Dataset items:
○ ○ ○ ○
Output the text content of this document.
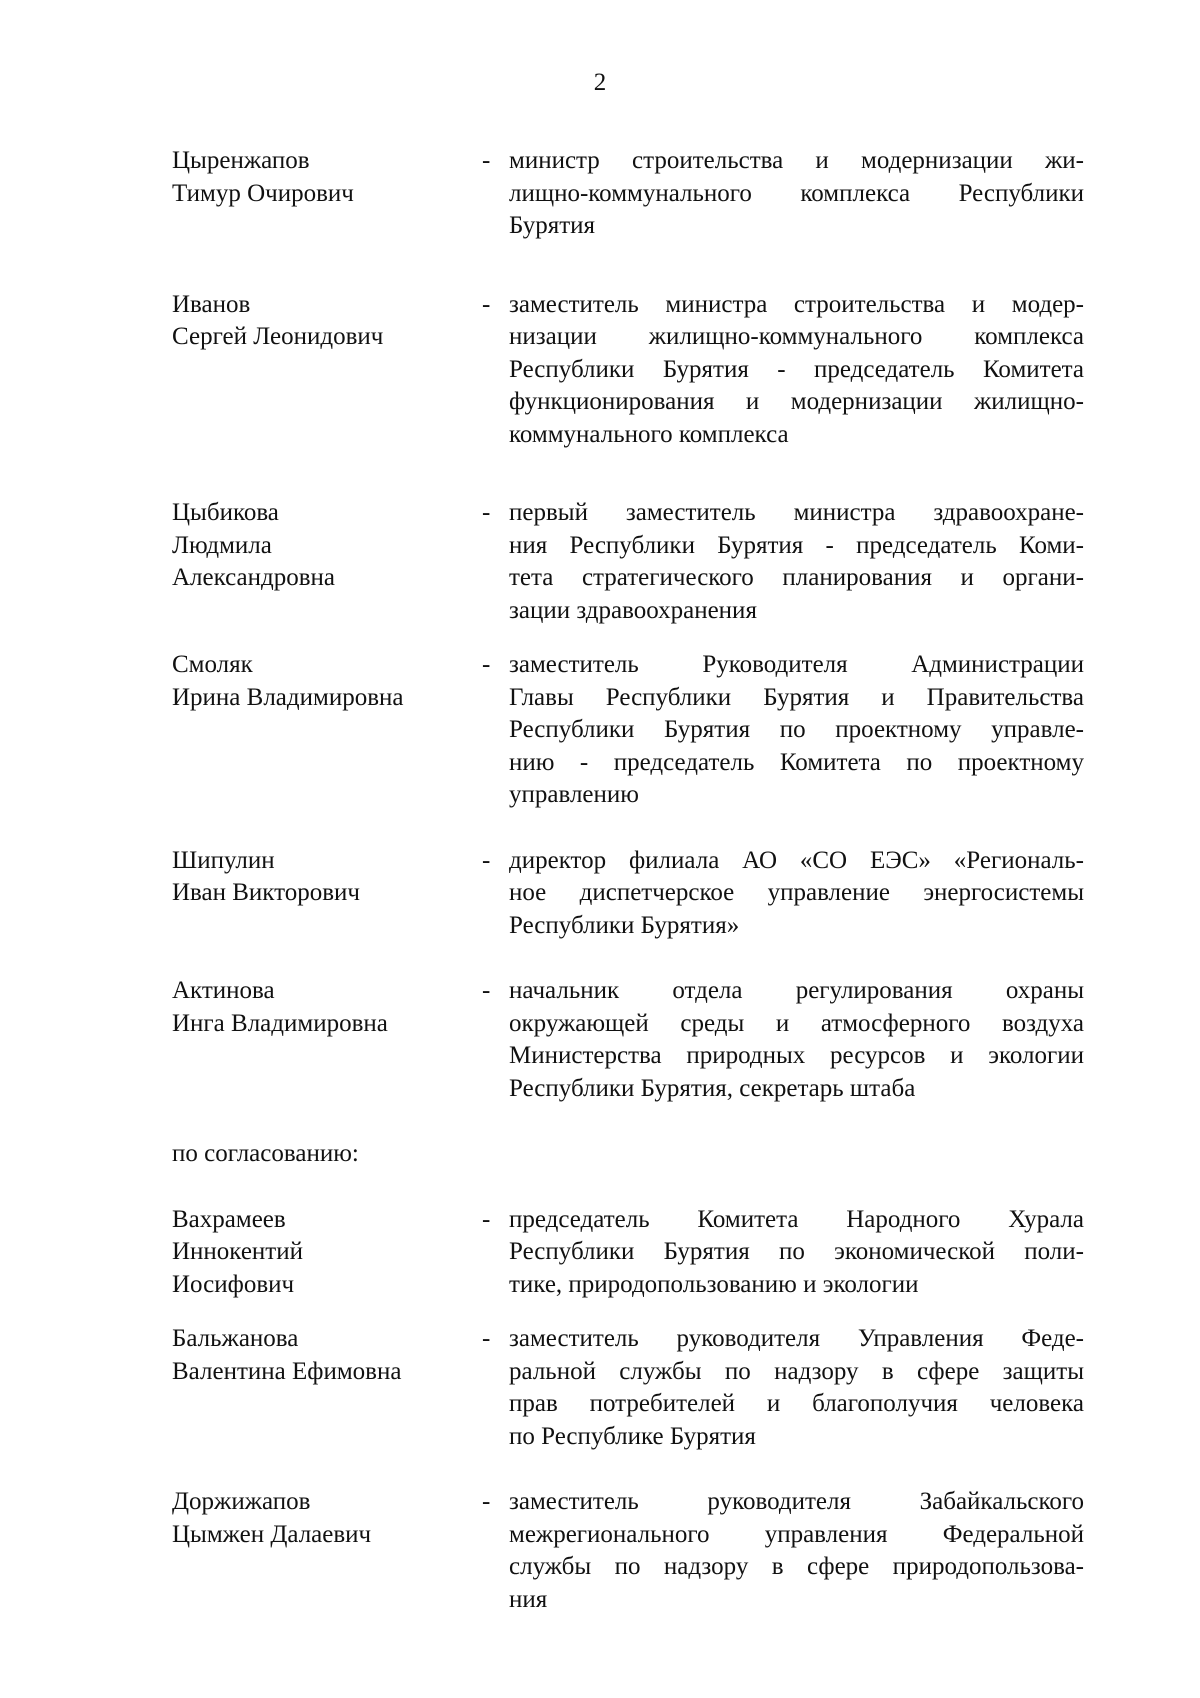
2
Цыренжапов
Тимур Очирович
- министр строительства и модернизации жи-
лищно-коммунального комплекса Республики
Бурятия
Иванов
Сергей Леонидович
- заместитель министра строительства и модер-
низации жилищно-коммунального комплекса
Республики Бурятия - председатель Комитета
функционирования и модернизации жилищно-
коммунального комплекса
Цыбикова
Людмила
Александровна
- первый заместитель министра здравоохране-
ния Республики Бурятия - председатель Коми-
тета стратегического планирования и органи-
зации здравоохранения
Смоляк
Ирина Владимировна
- заместитель Руководителя Администрации
Главы Республики Бурятия и Правительства
Республики Бурятия по проектному управле-
нию - председатель Комитета по проектному
управлению
Шипулин
Иван Викторович
- директор филиала АО «СО ЕЭС» «Региональ-
ное диспетчерское управление энергосистемы
Республики Бурятия»
Актинова
Инга Владимировна
- начальник отдела регулирования охраны
окружающей среды и атмосферного воздуха
Министерства природных ресурсов и экологии
Республики Бурятия, секретарь штаба
по согласованию:
Вахрамеев
Иннокентий
Иосифович
- председатель Комитета Народного Хурала
Республики Бурятия по экономической поли-
тике, природопользованию и экологии
Бальжанова
Валентина Ефимовна
- заместитель руководителя Управления Феде-
ральной службы по надзору в сфере защиты
прав потребителей и благополучия человека
по Республике Бурятия
Доржижапов
Цымжен Далаевич
- заместитель руководителя Забайкальского
межрегионального управления Федеральной
службы по надзору в сфере природопользова-
ния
○ ○ ○ ○
Directions — Search the lines above for the string "Бурятия" and copy each line that has it.

Output of the exercise —
Бурятия
Республики Бурятия - председатель Комитета
ния Республики Бурятия - председатель Коми-
Главы Республики Бурятия и Правительства
Республики Бурятия по проектному управле-
Республики Бурятия»
Республики Бурятия, секретарь штаба
Республики Бурятия по экономической поли-
по Республике Бурятия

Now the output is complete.